▶ TEXT BLOCK:
The thing that's different about my function is that the length of the destination string is not the same as the source string, so realloc() has to be called inside my function. I know from looking at the docs...
http://www.cplusplus.com/reference/cstdlib/realloc/
that the memory address might change after the realloc. This means I have can't "pass by reference" like a C programmer might for other functions, I have to return the new pointer.
So the prototype for my function is:
//decode a uri encoded string
char *net_uri_to_text(char *);
I don't like the way I'm doing it because I have to free the pointer after running the function:
char * chr_output = net_uri_to_text("testing123%5a%5b%5cabc");
printf("%s\n", chr_output); //testing123Z[\abc
free(chr_output);
Which means that malloc() and realloc() are called inside my function and free() is called outside my function.
I have a background in high level languages, (perl, plpgsql, bash) so my instinct is proper encapsulation of such things, but that might not be the best practice in C.
The question: Is my way best practice, or is there a better way I should follow?
full example
Compiles and runs with two warnings on unused argc and argv arguments, you can safely ignore those two warnings.
example.c:
#include <stdio.h>
#include <string.h>
#include <stdlib.h>
char *net_uri_to_text(char *);
int main(int argc, char ** argv) {
char * chr_input = "testing123%5a%5b%5cabc";
char * chr_output = net_uri_to_text(chr_input);
printf("%s\n", chr_output);
free(chr_output);
return 0;
}
//decodes uri-encoded string
//send pointer to source string
//return pointer to destination string
//WARNING!! YOU MUST USE free(chr_result) AFTER YOU'RE DONE WITH IT OR YOU WILL GET A MEMORY LEAK!

▶ PROBLEMS TO WORK ON:
a) Answer these questions about the post on decoding URI strings in C.
(i) According to the post, what might happen to the memory address after realloc() is called?
(ii) Which high-level languages does the author name as background?
(iii) How many warnings does the full example produce when compiled, and on which arguments?
b) In the post on decoding URI strings in C, rewrite the passage from "I have a background" up to and including "I should follow?", replacing "best practice" with "recommended practice".

▶ RECORD EXTRACTS:
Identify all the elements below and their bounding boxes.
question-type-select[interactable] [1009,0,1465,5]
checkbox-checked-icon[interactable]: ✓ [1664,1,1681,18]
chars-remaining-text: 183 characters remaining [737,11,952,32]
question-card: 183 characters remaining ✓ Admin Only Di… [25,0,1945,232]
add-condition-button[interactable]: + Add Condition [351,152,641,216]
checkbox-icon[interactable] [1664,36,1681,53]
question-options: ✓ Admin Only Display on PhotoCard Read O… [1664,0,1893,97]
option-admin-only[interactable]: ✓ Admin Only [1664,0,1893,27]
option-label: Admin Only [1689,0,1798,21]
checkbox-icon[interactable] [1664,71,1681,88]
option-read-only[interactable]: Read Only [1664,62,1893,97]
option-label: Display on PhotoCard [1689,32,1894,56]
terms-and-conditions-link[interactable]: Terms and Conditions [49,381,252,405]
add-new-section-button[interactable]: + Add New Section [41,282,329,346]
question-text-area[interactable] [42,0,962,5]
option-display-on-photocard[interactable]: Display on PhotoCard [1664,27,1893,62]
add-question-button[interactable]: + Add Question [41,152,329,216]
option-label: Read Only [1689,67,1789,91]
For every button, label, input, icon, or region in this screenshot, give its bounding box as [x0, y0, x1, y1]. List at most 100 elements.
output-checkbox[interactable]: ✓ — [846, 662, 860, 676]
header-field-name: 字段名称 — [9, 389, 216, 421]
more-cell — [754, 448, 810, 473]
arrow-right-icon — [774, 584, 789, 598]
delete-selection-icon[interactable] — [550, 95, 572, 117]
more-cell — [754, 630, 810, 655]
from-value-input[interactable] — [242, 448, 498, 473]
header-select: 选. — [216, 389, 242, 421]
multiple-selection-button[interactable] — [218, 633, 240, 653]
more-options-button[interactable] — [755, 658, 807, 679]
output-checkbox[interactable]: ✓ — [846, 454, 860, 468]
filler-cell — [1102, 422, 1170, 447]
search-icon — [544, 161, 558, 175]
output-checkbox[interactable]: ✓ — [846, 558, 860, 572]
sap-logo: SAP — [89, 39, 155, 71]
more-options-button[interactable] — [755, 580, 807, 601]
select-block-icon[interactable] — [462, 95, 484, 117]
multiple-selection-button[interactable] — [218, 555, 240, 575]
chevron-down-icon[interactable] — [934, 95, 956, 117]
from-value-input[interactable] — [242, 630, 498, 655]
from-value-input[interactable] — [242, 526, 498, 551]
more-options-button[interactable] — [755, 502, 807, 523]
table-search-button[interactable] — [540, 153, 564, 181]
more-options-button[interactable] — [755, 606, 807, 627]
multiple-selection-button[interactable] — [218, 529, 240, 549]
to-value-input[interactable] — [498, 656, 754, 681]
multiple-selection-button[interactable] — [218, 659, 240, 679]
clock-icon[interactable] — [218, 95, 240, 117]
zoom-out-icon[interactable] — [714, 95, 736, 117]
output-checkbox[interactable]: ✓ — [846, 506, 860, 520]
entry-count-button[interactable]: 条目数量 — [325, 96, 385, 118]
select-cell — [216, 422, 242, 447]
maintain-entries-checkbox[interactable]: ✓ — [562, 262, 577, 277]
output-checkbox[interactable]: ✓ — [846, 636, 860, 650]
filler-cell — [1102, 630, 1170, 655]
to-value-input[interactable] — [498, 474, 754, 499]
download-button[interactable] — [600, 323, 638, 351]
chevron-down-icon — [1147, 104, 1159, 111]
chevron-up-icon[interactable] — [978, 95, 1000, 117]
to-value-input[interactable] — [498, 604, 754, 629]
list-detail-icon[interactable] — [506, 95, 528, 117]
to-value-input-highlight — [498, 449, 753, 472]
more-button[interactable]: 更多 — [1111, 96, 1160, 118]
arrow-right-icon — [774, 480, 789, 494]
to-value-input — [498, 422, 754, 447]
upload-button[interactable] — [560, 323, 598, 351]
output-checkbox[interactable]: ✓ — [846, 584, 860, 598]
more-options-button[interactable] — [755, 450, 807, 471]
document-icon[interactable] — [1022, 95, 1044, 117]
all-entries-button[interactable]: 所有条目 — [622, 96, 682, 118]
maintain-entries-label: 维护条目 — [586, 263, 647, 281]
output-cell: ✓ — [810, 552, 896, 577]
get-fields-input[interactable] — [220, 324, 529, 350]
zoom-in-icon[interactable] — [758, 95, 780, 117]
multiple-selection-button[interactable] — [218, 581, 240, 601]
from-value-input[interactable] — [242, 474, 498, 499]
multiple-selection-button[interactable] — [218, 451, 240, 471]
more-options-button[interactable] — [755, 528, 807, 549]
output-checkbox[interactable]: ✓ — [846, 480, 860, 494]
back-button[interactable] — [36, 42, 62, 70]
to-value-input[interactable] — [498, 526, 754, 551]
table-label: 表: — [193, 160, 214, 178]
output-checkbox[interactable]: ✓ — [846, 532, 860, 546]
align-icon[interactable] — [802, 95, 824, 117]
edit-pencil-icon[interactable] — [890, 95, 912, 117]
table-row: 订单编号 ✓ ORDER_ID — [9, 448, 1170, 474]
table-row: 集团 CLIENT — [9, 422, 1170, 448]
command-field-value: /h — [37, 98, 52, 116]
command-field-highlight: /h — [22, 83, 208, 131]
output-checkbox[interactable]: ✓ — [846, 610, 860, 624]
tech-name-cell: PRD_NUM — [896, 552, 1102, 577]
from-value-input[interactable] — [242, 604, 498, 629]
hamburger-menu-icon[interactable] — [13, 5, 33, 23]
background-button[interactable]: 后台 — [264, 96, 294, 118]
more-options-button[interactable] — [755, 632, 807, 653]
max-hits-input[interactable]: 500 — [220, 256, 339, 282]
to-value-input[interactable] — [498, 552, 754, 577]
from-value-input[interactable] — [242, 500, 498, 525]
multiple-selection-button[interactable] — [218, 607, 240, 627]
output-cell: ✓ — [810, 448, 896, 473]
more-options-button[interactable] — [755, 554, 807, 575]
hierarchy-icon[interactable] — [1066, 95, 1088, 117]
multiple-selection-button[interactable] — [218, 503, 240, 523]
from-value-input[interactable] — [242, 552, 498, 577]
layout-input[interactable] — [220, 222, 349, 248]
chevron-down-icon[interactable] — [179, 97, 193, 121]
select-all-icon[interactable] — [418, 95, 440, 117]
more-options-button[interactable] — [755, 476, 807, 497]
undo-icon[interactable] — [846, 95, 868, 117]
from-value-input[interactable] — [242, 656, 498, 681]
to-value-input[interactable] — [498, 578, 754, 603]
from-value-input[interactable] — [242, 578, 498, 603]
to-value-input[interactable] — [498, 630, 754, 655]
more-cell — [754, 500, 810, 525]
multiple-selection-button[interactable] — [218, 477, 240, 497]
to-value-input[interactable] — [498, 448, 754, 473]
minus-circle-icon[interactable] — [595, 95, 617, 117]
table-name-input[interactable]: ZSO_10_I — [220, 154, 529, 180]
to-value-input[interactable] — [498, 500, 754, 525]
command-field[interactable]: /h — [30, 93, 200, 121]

▶ OUTPUTS FOR THE TASKS:
a)
(i) The memory address might change.
(ii) Perl, plpgsql, and bash.
(iii) Two warnings, on the unused argc and argv arguments.

b)
I have a background in high level languages, (perl, plpgsql, bash) so my instinct is proper encapsulation of such things, but that might not be the recommended practice in C.
The question: Is my way recommended practice, or is there a better way I should follow?